> _EXERCISE DETAILS_: Review the lines that follow and copy each one that contains the word "series".

-------- SUPPLIED MATERIAL --------

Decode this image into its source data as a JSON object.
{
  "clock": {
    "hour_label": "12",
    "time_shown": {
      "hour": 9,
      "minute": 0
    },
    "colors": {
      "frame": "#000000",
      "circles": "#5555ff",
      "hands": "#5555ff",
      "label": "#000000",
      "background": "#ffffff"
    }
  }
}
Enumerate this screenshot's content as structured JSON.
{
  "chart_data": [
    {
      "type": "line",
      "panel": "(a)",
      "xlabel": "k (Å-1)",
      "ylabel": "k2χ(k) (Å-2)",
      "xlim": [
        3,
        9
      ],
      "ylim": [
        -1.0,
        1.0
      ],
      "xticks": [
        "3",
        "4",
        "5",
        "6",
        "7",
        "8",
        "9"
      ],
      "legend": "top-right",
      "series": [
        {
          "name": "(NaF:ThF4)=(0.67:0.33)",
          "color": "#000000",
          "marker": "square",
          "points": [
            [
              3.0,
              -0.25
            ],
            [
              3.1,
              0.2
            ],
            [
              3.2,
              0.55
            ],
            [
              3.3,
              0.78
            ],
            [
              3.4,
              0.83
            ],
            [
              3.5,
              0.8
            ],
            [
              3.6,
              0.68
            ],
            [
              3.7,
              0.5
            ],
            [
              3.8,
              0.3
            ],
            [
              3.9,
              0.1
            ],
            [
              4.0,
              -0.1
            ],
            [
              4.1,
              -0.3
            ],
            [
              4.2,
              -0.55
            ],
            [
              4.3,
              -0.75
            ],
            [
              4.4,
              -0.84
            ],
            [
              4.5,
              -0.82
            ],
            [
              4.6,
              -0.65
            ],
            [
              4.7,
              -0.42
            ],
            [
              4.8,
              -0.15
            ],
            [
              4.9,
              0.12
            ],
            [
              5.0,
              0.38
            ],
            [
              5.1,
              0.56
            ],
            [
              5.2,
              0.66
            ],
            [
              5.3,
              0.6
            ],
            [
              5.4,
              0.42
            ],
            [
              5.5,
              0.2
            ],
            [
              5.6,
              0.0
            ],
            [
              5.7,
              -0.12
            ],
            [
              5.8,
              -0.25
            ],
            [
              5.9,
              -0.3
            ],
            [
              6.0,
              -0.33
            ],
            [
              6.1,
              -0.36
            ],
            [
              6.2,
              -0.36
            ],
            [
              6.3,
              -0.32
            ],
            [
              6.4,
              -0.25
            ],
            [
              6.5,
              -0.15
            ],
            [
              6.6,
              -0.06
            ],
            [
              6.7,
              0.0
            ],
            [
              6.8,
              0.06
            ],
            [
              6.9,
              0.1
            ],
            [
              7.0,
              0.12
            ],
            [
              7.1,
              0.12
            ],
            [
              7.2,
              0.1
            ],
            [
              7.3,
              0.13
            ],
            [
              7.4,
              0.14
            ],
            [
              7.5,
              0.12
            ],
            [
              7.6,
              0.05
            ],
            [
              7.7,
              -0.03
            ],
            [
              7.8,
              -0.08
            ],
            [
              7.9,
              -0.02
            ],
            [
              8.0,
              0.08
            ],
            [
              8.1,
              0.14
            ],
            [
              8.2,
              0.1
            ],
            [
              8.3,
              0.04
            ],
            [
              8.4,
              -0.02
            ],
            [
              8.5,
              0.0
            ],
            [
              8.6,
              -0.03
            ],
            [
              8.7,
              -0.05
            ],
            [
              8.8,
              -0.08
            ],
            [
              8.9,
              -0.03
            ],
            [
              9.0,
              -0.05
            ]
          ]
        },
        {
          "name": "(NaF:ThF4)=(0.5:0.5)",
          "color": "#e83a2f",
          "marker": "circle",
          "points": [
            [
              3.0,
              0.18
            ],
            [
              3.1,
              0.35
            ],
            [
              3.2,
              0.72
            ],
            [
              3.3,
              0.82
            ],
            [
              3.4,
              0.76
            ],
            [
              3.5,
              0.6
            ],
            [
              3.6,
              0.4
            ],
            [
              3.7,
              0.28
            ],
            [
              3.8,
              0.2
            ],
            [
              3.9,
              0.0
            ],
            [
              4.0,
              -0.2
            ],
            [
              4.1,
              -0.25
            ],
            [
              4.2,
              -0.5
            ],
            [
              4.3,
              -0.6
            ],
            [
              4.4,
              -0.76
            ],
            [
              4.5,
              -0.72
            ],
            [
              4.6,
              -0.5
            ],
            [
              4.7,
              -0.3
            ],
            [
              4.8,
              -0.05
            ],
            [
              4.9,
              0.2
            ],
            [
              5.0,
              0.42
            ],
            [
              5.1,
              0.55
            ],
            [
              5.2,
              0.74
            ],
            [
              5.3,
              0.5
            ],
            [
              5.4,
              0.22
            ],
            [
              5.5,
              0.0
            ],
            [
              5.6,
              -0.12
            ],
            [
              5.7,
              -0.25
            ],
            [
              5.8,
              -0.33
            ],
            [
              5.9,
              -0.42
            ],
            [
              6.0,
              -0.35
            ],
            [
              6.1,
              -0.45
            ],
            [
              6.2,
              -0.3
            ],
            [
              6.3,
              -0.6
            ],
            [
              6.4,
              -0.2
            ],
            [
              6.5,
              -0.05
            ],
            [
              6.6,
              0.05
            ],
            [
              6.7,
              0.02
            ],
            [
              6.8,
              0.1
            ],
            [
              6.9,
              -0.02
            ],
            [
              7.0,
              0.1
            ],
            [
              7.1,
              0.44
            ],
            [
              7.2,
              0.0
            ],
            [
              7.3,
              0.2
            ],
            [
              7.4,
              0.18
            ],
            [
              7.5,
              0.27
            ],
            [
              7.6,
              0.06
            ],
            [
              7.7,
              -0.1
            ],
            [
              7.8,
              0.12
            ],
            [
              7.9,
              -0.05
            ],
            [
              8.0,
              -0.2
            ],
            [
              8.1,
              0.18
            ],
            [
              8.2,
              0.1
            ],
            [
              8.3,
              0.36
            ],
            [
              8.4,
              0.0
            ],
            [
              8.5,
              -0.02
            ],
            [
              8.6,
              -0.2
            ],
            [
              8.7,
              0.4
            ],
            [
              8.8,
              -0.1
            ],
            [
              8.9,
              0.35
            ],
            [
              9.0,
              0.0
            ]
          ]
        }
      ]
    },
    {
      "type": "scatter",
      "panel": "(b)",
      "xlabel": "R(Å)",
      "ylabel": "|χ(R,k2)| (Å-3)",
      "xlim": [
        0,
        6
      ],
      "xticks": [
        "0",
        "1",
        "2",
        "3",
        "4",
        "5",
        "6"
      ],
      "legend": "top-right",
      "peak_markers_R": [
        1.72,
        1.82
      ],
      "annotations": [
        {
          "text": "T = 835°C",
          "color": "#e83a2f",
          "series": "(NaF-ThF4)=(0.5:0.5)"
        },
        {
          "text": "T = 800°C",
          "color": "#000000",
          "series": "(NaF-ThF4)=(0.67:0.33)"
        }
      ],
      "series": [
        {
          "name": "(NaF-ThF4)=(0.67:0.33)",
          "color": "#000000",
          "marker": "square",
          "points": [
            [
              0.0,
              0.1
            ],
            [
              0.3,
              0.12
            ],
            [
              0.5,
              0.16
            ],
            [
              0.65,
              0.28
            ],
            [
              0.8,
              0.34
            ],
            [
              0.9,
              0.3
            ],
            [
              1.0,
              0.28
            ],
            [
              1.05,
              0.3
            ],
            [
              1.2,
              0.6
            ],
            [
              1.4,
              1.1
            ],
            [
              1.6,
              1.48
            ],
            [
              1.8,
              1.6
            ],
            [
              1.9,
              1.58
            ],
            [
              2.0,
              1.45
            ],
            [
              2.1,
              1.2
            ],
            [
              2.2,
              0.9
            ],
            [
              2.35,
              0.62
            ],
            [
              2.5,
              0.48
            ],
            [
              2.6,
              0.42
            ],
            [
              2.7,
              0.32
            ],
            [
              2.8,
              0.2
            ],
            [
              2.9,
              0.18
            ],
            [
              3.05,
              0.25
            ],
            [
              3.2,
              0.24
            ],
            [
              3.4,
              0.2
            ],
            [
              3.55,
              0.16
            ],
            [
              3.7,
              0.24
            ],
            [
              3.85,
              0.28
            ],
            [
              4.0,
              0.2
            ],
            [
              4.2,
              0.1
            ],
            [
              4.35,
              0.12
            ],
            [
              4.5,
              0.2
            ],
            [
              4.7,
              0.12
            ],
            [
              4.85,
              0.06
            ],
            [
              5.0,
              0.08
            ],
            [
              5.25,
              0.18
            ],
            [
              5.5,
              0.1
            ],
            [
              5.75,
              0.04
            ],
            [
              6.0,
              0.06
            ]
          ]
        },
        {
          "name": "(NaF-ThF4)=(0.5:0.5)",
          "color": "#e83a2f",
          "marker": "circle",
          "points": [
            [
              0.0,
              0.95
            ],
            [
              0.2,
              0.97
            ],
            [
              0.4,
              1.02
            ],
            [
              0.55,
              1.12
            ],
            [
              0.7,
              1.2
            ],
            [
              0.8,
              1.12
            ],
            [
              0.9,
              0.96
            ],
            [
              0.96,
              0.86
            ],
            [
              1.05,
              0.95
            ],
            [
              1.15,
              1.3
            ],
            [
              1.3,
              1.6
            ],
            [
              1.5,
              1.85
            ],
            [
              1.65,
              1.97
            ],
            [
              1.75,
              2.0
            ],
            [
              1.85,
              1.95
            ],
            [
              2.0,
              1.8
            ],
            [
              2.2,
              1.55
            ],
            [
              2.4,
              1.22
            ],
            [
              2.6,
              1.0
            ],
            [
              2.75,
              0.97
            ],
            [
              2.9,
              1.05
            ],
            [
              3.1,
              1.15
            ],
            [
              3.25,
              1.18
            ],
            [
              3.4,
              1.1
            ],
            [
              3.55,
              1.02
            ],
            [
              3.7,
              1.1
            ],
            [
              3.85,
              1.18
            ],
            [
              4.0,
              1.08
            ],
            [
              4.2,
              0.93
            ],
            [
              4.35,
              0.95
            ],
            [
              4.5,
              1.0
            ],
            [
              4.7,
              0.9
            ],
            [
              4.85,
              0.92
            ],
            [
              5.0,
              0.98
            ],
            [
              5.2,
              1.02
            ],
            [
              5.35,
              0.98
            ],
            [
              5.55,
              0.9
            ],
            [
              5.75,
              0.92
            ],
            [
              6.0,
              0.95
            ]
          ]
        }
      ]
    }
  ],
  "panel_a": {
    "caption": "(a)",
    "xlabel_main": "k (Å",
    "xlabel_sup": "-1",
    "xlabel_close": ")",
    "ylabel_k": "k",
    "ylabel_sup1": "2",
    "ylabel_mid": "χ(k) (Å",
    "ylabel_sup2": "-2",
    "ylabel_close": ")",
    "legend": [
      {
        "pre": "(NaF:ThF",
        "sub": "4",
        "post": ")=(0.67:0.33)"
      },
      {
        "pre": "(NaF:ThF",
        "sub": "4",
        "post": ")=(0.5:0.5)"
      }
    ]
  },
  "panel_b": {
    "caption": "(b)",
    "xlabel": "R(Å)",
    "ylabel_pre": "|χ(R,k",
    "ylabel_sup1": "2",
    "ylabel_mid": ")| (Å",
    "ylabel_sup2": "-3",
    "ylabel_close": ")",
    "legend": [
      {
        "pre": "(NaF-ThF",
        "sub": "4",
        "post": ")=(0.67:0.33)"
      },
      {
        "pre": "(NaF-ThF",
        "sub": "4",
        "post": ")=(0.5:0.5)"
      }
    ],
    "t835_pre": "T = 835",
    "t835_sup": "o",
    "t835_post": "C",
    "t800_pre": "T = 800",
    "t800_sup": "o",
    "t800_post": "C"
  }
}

--------

> _SOLUTION FOR THIS PROBLEM_:
      "series": [
          "series": "(NaF-ThF4)=(0.5:0.5)"
          "series": "(NaF-ThF4)=(0.67:0.33)"
      "series": [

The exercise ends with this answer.